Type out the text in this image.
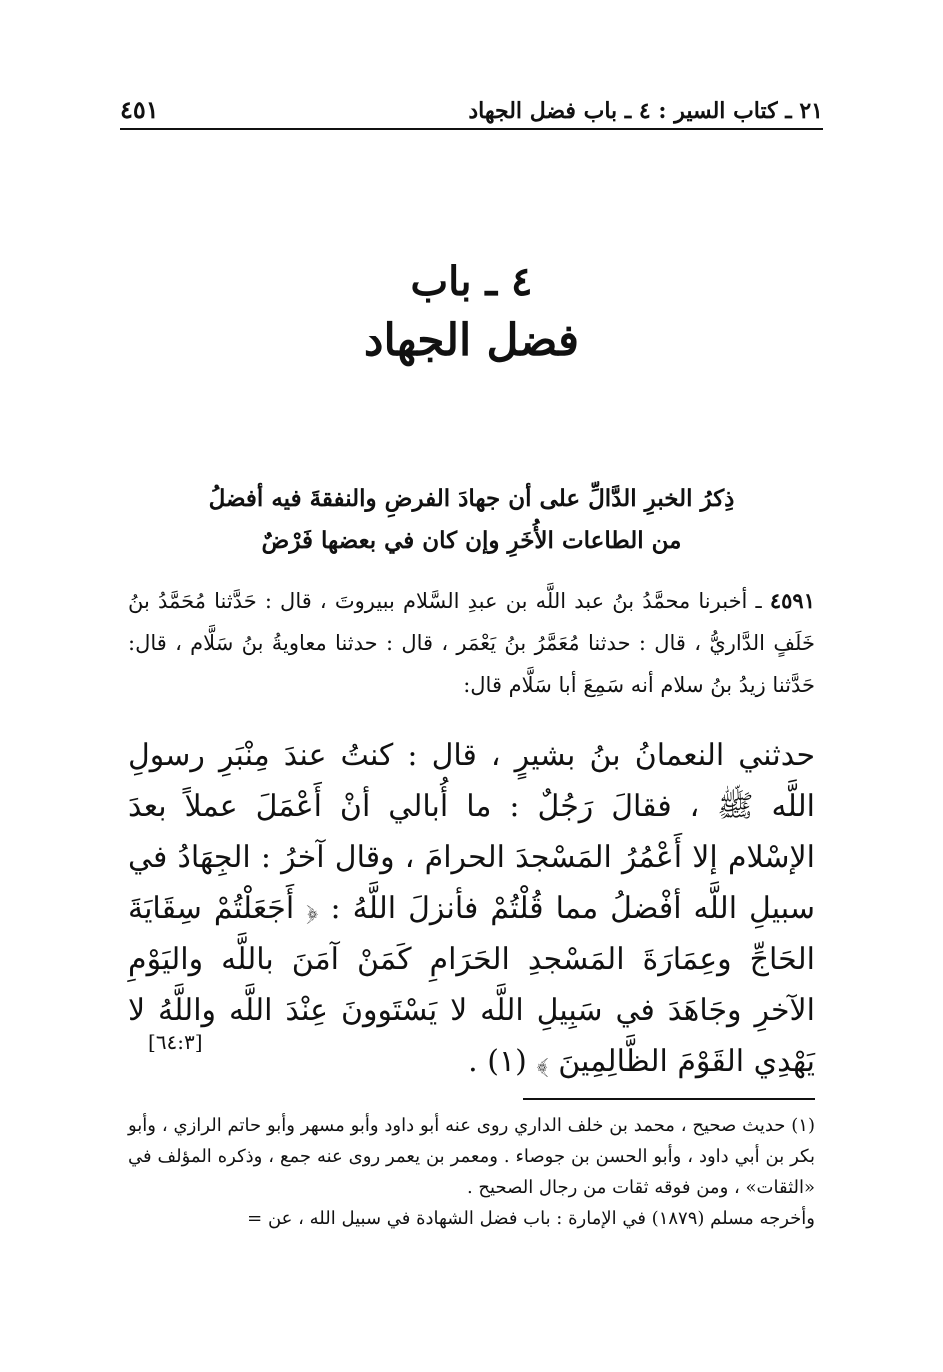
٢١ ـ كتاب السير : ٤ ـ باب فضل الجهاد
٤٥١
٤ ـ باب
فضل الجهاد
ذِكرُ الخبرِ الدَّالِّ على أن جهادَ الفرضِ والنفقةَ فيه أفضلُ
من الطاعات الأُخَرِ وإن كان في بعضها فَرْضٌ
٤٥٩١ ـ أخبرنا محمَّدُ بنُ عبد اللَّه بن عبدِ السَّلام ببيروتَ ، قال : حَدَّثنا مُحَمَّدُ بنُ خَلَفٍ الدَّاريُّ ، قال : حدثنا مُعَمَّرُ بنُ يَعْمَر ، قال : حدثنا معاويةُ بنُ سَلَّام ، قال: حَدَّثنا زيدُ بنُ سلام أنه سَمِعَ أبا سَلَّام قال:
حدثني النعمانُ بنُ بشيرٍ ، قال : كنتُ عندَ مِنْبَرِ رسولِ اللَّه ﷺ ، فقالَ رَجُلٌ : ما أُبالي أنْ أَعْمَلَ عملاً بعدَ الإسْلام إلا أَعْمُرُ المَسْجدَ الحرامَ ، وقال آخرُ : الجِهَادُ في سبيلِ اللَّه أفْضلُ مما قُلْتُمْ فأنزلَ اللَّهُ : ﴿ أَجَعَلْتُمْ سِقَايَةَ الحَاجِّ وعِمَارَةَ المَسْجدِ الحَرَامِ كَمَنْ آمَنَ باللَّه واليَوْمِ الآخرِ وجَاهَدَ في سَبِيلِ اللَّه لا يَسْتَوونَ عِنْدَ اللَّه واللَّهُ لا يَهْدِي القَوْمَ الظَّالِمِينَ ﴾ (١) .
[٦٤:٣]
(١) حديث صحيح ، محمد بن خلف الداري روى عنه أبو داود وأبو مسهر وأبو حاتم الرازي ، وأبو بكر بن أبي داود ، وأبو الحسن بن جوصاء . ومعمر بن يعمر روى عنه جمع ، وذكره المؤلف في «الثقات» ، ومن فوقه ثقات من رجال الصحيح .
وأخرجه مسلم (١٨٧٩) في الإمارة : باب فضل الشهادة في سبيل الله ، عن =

-*-*-

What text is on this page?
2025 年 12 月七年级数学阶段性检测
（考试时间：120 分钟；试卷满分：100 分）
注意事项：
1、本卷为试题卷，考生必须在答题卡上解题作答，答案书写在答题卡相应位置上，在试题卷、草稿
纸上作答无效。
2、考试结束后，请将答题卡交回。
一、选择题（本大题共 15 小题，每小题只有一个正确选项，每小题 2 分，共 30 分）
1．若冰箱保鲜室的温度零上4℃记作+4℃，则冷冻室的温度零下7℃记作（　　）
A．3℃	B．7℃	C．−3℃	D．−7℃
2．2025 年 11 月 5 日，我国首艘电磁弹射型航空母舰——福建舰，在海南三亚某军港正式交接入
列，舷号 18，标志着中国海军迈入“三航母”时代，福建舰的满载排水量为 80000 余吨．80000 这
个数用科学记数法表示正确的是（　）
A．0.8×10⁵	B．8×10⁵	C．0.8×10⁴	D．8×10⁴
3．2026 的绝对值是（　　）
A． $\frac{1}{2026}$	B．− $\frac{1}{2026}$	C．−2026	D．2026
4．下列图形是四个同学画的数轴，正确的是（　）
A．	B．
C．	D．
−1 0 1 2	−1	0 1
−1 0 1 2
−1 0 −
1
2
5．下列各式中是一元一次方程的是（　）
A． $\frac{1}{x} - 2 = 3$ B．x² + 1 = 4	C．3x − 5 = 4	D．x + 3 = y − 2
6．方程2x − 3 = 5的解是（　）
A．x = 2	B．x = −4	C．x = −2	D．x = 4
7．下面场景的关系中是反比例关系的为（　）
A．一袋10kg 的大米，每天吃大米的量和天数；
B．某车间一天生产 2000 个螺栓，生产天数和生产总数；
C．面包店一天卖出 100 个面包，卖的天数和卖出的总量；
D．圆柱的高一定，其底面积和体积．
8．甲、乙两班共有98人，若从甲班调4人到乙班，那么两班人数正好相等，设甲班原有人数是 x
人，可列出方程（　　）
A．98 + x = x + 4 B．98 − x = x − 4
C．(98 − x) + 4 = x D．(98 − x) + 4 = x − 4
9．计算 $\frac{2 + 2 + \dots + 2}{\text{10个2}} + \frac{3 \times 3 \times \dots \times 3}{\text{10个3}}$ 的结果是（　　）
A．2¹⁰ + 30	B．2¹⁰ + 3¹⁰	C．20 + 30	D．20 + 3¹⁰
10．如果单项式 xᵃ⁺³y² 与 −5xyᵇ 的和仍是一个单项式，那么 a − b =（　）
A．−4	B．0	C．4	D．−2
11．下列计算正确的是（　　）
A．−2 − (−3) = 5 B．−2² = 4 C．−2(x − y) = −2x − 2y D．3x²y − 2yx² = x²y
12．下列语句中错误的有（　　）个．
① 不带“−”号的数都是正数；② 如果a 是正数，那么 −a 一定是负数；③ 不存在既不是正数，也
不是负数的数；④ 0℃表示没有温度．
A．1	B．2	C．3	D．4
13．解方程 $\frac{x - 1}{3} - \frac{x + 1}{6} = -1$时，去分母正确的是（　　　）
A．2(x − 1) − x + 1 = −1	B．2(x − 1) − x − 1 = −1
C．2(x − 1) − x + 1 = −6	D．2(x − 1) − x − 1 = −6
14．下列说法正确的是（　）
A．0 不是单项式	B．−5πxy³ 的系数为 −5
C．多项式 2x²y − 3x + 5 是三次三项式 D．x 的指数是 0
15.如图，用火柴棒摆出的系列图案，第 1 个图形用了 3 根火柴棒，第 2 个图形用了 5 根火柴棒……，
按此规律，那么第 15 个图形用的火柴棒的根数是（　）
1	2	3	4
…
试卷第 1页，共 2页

-*-*-

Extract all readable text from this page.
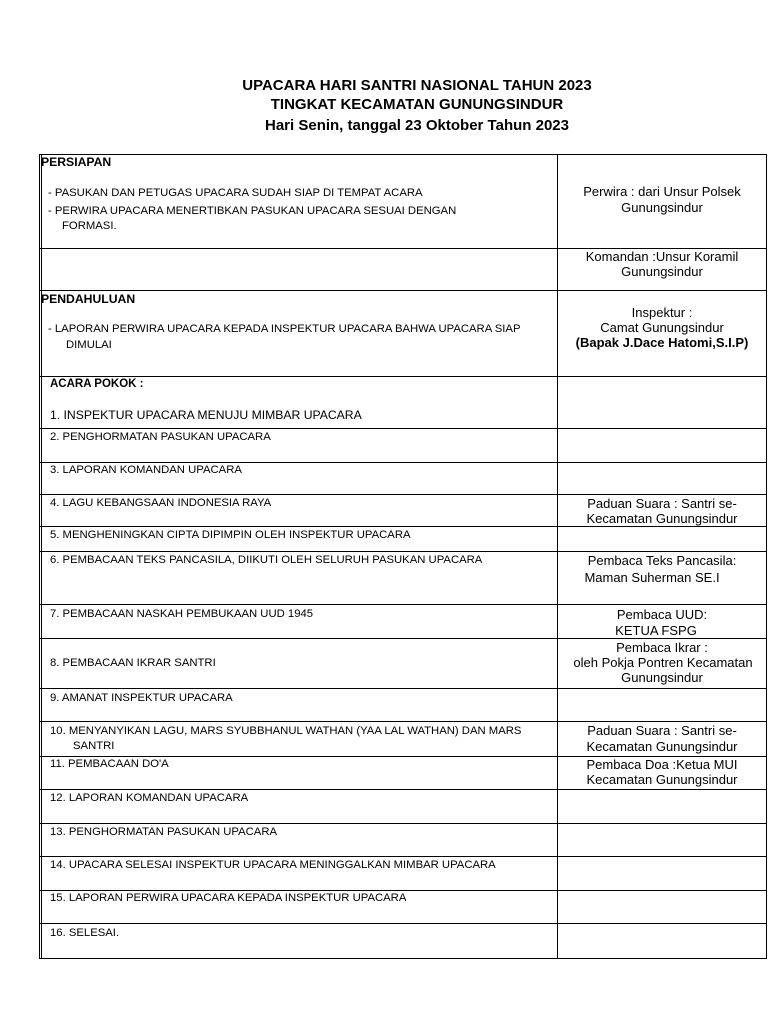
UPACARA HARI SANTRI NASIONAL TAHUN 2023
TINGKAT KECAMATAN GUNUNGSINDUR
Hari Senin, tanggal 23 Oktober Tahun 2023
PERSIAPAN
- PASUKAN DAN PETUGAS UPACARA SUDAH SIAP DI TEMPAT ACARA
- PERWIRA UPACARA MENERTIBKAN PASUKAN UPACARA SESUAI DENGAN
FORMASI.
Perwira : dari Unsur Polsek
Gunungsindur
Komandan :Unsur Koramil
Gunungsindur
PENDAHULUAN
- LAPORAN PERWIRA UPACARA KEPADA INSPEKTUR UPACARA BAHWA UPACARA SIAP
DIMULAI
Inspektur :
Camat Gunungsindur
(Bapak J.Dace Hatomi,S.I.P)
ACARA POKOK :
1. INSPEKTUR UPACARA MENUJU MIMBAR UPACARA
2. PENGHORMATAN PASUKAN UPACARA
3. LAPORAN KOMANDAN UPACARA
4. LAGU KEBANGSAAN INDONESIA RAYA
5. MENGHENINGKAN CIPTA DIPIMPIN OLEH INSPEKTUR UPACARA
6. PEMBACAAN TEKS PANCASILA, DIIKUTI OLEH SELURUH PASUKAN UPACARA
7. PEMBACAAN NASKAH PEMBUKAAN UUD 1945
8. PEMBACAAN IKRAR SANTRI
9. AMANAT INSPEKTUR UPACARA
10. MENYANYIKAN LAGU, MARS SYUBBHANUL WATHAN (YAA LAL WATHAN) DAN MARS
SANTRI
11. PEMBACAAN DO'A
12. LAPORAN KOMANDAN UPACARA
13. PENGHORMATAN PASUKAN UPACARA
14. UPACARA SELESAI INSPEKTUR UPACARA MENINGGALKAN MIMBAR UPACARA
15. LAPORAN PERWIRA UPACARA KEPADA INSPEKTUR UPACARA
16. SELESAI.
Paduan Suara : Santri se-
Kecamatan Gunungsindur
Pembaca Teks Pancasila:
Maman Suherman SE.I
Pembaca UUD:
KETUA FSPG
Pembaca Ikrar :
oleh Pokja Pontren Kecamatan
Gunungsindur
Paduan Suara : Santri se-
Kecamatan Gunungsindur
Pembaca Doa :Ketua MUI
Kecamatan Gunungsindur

-*-*-

Objective:
Determine how many lines of the listing hold the word "PENGHORMATAN" and reply with that figure alone.

Solution for this problem:
2